Retype every entry exactly, character for character.

## BEGIN STORED RECORDS

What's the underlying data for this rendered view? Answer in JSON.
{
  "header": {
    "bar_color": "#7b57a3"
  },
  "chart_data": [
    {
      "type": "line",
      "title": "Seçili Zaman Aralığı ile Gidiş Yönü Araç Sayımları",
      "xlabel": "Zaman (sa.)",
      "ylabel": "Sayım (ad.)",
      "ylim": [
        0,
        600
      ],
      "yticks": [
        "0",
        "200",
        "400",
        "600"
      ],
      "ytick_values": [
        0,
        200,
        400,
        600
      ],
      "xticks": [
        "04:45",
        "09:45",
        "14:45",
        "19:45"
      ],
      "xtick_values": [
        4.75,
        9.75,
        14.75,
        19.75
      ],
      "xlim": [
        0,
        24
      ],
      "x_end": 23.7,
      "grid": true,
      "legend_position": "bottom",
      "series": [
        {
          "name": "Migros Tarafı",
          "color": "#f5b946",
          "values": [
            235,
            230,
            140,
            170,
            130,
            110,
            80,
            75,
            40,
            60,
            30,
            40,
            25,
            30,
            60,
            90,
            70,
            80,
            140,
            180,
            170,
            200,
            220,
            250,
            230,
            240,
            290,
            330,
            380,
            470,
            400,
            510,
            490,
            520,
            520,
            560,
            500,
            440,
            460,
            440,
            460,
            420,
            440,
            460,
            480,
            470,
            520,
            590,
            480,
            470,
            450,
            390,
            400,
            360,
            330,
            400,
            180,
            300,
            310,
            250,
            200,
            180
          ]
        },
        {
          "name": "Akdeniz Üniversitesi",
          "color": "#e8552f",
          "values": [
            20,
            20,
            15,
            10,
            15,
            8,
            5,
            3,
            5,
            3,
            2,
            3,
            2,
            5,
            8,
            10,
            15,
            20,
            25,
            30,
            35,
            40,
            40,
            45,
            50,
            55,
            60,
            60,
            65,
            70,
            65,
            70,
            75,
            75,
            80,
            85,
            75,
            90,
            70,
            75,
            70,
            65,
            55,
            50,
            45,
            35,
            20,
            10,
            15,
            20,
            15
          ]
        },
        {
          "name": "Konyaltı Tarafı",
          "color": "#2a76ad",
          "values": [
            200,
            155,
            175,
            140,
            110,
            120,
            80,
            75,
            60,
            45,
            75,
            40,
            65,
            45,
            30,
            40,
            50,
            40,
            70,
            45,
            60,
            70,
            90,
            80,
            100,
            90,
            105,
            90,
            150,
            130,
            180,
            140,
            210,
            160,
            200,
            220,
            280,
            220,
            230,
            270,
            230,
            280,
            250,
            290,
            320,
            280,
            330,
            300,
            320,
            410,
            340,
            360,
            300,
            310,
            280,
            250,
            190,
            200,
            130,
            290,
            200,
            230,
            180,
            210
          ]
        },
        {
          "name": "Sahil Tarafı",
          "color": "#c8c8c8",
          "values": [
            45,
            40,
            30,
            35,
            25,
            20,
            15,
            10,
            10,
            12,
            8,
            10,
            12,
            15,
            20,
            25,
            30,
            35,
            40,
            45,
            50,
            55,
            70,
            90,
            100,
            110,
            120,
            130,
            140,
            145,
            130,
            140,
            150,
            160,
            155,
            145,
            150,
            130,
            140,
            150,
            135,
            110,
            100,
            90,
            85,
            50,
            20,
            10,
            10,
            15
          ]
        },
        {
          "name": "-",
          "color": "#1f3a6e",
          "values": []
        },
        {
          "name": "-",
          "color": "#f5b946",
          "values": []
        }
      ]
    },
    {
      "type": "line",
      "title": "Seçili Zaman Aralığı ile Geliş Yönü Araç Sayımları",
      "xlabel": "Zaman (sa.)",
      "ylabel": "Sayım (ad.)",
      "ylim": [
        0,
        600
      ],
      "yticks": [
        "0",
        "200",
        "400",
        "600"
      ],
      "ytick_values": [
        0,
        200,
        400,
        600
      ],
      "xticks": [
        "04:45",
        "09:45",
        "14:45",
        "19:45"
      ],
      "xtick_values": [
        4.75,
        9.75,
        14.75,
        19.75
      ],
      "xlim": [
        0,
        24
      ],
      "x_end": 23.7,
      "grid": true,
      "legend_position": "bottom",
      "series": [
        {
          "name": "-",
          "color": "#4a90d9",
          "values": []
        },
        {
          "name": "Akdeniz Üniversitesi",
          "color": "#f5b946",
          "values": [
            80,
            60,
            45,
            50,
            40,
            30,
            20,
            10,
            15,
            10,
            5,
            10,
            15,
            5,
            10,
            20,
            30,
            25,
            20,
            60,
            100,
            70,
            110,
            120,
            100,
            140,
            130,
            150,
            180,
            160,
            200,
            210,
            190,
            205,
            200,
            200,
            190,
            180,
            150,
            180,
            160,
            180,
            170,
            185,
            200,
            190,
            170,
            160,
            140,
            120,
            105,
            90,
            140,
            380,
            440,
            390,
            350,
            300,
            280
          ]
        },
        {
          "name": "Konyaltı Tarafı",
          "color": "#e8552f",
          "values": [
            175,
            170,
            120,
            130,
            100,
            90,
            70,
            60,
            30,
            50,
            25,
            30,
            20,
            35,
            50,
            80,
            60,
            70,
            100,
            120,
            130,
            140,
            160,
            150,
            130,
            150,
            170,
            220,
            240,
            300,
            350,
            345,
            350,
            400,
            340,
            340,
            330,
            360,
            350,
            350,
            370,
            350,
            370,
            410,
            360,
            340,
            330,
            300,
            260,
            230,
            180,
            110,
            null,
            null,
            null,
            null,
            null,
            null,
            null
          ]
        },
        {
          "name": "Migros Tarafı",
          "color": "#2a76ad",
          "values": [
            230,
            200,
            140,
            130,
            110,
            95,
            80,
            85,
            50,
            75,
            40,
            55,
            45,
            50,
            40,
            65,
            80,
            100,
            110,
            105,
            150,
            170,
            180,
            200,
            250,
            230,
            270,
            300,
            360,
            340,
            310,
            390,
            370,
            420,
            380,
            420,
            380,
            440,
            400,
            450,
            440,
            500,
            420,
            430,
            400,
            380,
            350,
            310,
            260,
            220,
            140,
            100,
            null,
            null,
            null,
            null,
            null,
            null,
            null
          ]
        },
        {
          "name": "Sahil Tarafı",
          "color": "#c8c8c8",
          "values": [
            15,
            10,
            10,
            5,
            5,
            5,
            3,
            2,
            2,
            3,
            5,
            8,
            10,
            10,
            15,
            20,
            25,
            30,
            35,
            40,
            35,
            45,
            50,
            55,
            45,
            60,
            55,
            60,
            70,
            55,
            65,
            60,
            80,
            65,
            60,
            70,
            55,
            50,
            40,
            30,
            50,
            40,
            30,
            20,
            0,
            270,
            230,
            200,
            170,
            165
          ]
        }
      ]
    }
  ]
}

## END STORED RECORDS

• [RESPONSE TO THIS EXERCISE]
What's the underlying data for this rendered view? Answer in JSON.
{
  "header": {
    "bar_color": "#7b57a3"
  },
  "chart_data": [
    {
      "type": "line",
      "title": "Seçili Zaman Aralığı ile Gidiş Yönü Araç Sayımları",
      "xlabel": "Zaman (sa.)",
      "ylabel": "Sayım (ad.)",
      "ylim": [
        0,
        600
      ],
      "yticks": [
        "0",
        "200",
        "400",
        "600"
      ],
      "ytick_values": [
        0,
        200,
        400,
        600
      ],
      "xticks": [
        "04:45",
        "09:45",
        "14:45",
        "19:45"
      ],
      "xtick_values": [
        4.75,
        9.75,
        14.75,
        19.75
      ],
      "xlim": [
        0,
        24
      ],
      "x_end": 23.7,
      "grid": true,
      "legend_position": "bottom",
      "series": [
        {
          "name": "Migros Tarafı",
          "color": "#f5b946",
          "values": [
            235,
            230,
            140,
            170,
            130,
            110,
            80,
            75,
            40,
            60,
            30,
            40,
            25,
            30,
            60,
            90,
            70,
            80,
            140,
            180,
            170,
            200,
            220,
            250,
            230,
            240,
            290,
            330,
            380,
            470,
            400,
            510,
            490,
            520,
            520,
            560,
            500,
            440,
            460,
            440,
            460,
            420,
            440,
            460,
            480,
            470,
            520,
            590,
            480,
            470,
            450,
            390,
            400,
            360,
            330,
            400,
            180,
            300,
            310,
            250,
            200,
            180
          ]
        },
        {
          "name": "Akdeniz Üniversitesi",
          "color": "#e8552f",
          "values": [
            20,
            20,
            15,
            10,
            15,
            8,
            5,
            3,
            5,
            3,
            2,
            3,
            2,
            5,
            8,
            10,
            15,
            20,
            25,
            30,
            35,
            40,
            40,
            45,
            50,
            55,
            60,
            60,
            65,
            70,
            65,
            70,
            75,
            75,
            80,
            85,
            75,
            90,
            70,
            75,
            70,
            65,
            55,
            50,
            45,
            35,
            20,
            10,
            15,
            20,
            15
          ]
        },
        {
          "name": "Konyaltı Tarafı",
          "color": "#2a76ad",
          "values": [
            200,
            155,
            175,
            140,
            110,
            120,
            80,
            75,
            60,
            45,
            75,
            40,
            65,
            45,
            30,
            40,
            50,
            40,
            70,
            45,
            60,
            70,
            90,
            80,
            100,
            90,
            105,
            90,
            150,
            130,
            180,
            140,
            210,
            160,
            200,
            220,
            280,
            220,
            230,
            270,
            230,
            280,
            250,
            290,
            320,
            280,
            330,
            300,
            320,
            410,
            340,
            360,
            300,
            310,
            280,
            250,
            190,
            200,
            130,
            290,
            200,
            230,
            180,
            210
          ]
        },
        {
          "name": "Sahil Tarafı",
          "color": "#c8c8c8",
          "values": [
            45,
            40,
            30,
            35,
            25,
            20,
            15,
            10,
            10,
            12,
            8,
            10,
            12,
            15,
            20,
            25,
            30,
            35,
            40,
            45,
            50,
            55,
            70,
            90,
            100,
            110,
            120,
            130,
            140,
            145,
            130,
            140,
            150,
            160,
            155,
            145,
            150,
            130,
            140,
            150,
            135,
            110,
            100,
            90,
            85,
            50,
            20,
            10,
            10,
            15
          ]
        },
        {
          "name": "-",
          "color": "#1f3a6e",
          "values": []
        },
        {
          "name": "-",
          "color": "#f5b946",
          "values": []
        }
      ]
    },
    {
      "type": "line",
      "title": "Seçili Zaman Aralığı ile Geliş Yönü Araç Sayımları",
      "xlabel": "Zaman (sa.)",
      "ylabel": "Sayım (ad.)",
      "ylim": [
        0,
        600
      ],
      "yticks": [
        "0",
        "200",
        "400",
        "600"
      ],
      "ytick_values": [
        0,
        200,
        400,
        600
      ],
      "xticks": [
        "04:45",
        "09:45",
        "14:45",
        "19:45"
      ],
      "xtick_values": [
        4.75,
        9.75,
        14.75,
        19.75
      ],
      "xlim": [
        0,
        24
      ],
      "x_end": 23.7,
      "grid": true,
      "legend_position": "bottom",
      "series": [
        {
          "name": "-",
          "color": "#4a90d9",
          "values": []
        },
        {
          "name": "Akdeniz Üniversitesi",
          "color": "#f5b946",
          "values": [
            80,
            60,
            45,
            50,
            40,
            30,
            20,
            10,
            15,
            10,
            5,
            10,
            15,
            5,
            10,
            20,
            30,
            25,
            20,
            60,
            100,
            70,
            110,
            120,
            100,
            140,
            130,
            150,
            180,
            160,
            200,
            210,
            190,
            205,
            200,
            200,
            190,
            180,
            150,
            180,
            160,
            180,
            170,
            185,
            200,
            190,
            170,
            160,
            140,
            120,
            105,
            90,
            140,
            380,
            440,
            390,
            350,
            300,
            280
          ]
        },
        {
          "name": "Konyaltı Tarafı",
          "color": "#e8552f",
          "values": [
            175,
            170,
            120,
            130,
            100,
            90,
            70,
            60,
            30,
            50,
            25,
            30,
            20,
            35,
            50,
            80,
            60,
            70,
            100,
            120,
            130,
            140,
            160,
            150,
            130,
            150,
            170,
            220,
            240,
            300,
            350,
            345,
            350,
            400,
            340,
            340,
            330,
            360,
            350,
            350,
            370,
            350,
            370,
            410,
            360,
            340,
            330,
            300,
            260,
            230,
            180,
            110,
            null,
            null,
            null,
            null,
            null,
            null,
            null
          ]
        },
        {
          "name": "Migros Tarafı",
          "color": "#2a76ad",
          "values": [
            230,
            200,
            140,
            130,
            110,
            95,
            80,
            85,
            50,
            75,
            40,
            55,
            45,
            50,
            40,
            65,
            80,
            100,
            110,
            105,
            150,
            170,
            180,
            200,
            250,
            230,
            270,
            300,
            360,
            340,
            310,
            390,
            370,
            420,
            380,
            420,
            380,
            440,
            400,
            450,
            440,
            500,
            420,
            430,
            400,
            380,
            350,
            310,
            260,
            220,
            140,
            100,
            null,
            null,
            null,
            null,
            null,
            null,
            null
          ]
        },
        {
          "name": "Sahil Tarafı",
          "color": "#c8c8c8",
          "values": [
            15,
            10,
            10,
            5,
            5,
            5,
            3,
            2,
            2,
            3,
            5,
            8,
            10,
            10,
            15,
            20,
            25,
            30,
            35,
            40,
            35,
            45,
            50,
            55,
            45,
            60,
            55,
            60,
            70,
            55,
            65,
            60,
            80,
            65,
            60,
            70,
            55,
            50,
            40,
            30,
            50,
            40,
            30,
            20,
            0,
            270,
            230,
            200,
            170,
            165
          ]
        }
      ]
    }
  ]
}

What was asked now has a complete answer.